▶ GIVEN REQUEST:
Render the records as a numbered list, from their first line through the line that contains "- highlight-box: [3, 50, 541, 392]", inclusive, skipping any blank lines and leaving out the pictures.

▶ RECORDED DATA:
==========

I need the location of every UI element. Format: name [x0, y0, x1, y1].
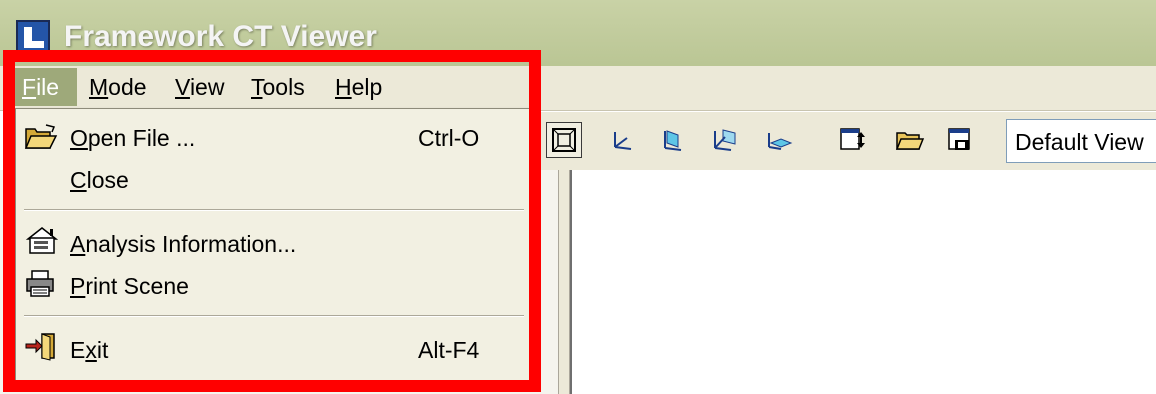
- save-icon[interactable]: [942, 122, 978, 158]
- axes-icon[interactable]: [604, 122, 640, 158]
- window-title: Framework CT Viewer: [64, 20, 377, 53]
- open-folder-icon[interactable]: [892, 122, 928, 158]
- front-view-icon[interactable]: [654, 122, 690, 158]
- swap-view-icon[interactable]: [836, 122, 872, 158]
- pane-splitter[interactable]: [558, 170, 570, 394]
- highlight-box: [3, 50, 541, 392]
- side-view-icon[interactable]: [706, 122, 742, 158]
- view-select[interactable]: Default View: [1006, 119, 1156, 163]
- app-logo-icon: [16, 20, 50, 54]
- top-view-icon[interactable]: [760, 122, 796, 158]
- fit-view-icon[interactable]: [546, 122, 582, 158]
- scene-viewport[interactable]: [570, 170, 1156, 394]
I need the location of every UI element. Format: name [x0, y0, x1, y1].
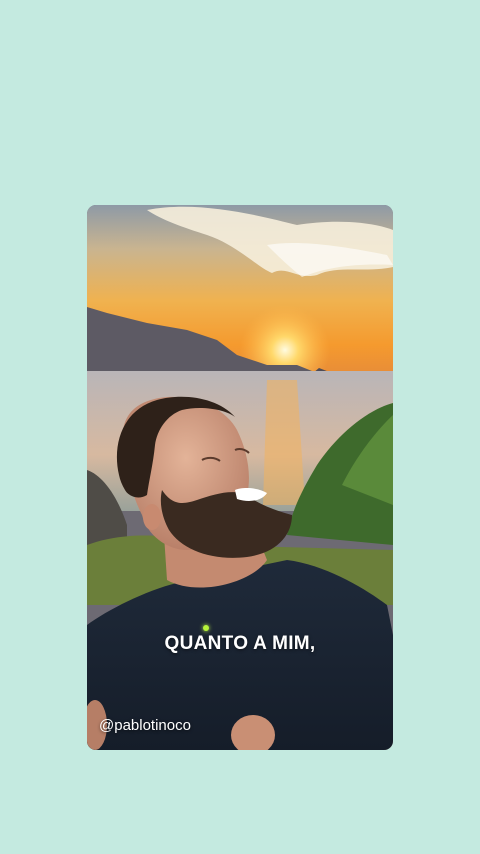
story-page: QUANTO A MIM, @pablotinoco	[0, 0, 480, 854]
story-caption: QUANTO A MIM,	[164, 633, 316, 654]
sunset-selfie-photo	[87, 205, 393, 750]
video-card[interactable]: QUANTO A MIM, @pablotinoco	[87, 205, 393, 750]
username-handle[interactable]: @pablotinoco	[99, 717, 191, 734]
sparkle-dot	[203, 625, 209, 631]
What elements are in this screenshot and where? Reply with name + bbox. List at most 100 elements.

==========

▶ WRITTEN ANSWER:
1. I need the location of every UI element. Format: name [x0, y0, x1, y1].
2. - save-icon[interactable]: [942, 122, 978, 158]
3. - axes-icon[interactable]: [604, 122, 640, 158]
4. - window-title: Framework CT Viewer: [64, 20, 377, 53]
5. - open-folder-icon[interactable]: [892, 122, 928, 158]
6. - front-view-icon[interactable]: [654, 122, 690, 158]
7. - swap-view-icon[interactable]: [836, 122, 872, 158]
8. - pane-splitter[interactable]: [558, 170, 570, 394]
9. - highlight-box: [3, 50, 541, 392]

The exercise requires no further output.